# Direction
Return each line holding the string "Jadwal".

# Provided material
============================================================
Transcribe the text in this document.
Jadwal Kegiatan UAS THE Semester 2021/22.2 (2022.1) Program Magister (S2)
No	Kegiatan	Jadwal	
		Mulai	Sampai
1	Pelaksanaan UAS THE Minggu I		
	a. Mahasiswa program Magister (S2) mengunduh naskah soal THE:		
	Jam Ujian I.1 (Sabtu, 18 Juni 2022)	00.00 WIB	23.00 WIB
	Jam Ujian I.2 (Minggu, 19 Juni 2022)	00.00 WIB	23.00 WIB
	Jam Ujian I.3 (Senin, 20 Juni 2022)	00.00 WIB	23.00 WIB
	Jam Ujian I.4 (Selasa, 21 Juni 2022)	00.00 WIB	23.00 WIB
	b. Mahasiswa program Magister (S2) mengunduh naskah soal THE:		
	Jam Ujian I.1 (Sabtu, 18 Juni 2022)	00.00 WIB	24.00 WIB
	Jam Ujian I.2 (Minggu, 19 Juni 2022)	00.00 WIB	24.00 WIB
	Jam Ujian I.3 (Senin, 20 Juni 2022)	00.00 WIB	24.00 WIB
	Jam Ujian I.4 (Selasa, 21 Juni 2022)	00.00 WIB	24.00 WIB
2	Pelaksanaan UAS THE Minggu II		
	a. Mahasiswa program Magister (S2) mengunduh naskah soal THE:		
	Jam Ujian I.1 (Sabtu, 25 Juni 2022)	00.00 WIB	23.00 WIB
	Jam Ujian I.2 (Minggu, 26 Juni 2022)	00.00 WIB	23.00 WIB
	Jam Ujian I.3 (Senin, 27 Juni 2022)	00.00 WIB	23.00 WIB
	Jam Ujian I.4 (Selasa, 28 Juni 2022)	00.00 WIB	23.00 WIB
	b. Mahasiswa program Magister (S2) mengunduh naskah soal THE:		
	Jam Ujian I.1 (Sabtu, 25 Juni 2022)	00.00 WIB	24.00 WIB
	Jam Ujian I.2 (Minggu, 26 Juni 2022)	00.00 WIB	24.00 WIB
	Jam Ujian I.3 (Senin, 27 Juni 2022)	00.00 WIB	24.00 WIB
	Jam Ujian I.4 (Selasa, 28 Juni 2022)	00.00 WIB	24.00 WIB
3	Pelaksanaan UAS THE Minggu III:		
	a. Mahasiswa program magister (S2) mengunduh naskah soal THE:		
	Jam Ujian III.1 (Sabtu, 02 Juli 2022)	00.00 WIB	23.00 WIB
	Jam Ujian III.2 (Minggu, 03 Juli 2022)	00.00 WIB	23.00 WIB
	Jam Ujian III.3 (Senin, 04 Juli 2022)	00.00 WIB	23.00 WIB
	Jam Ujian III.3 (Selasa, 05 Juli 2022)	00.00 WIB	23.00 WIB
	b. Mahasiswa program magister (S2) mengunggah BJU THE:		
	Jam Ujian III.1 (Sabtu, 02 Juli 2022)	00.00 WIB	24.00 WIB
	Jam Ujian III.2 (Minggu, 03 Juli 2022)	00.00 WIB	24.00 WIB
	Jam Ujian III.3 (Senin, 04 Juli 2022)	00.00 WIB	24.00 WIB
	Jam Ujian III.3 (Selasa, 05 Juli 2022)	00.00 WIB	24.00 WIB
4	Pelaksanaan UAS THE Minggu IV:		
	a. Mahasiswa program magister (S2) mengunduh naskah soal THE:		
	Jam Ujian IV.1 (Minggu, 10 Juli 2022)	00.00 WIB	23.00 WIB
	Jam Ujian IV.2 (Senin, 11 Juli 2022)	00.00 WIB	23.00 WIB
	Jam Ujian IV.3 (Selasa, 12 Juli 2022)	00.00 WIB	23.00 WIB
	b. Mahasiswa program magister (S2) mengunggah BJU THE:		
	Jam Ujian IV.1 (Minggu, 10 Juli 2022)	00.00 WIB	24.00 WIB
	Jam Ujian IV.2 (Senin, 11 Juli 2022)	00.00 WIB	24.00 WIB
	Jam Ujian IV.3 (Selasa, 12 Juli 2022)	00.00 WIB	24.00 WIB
============================================================
# Task output
Jadwal Kegiatan UAS THE Semester 2021/22.2 (2022.1) Program Magister (S2)
No	Kegiatan	Jadwal	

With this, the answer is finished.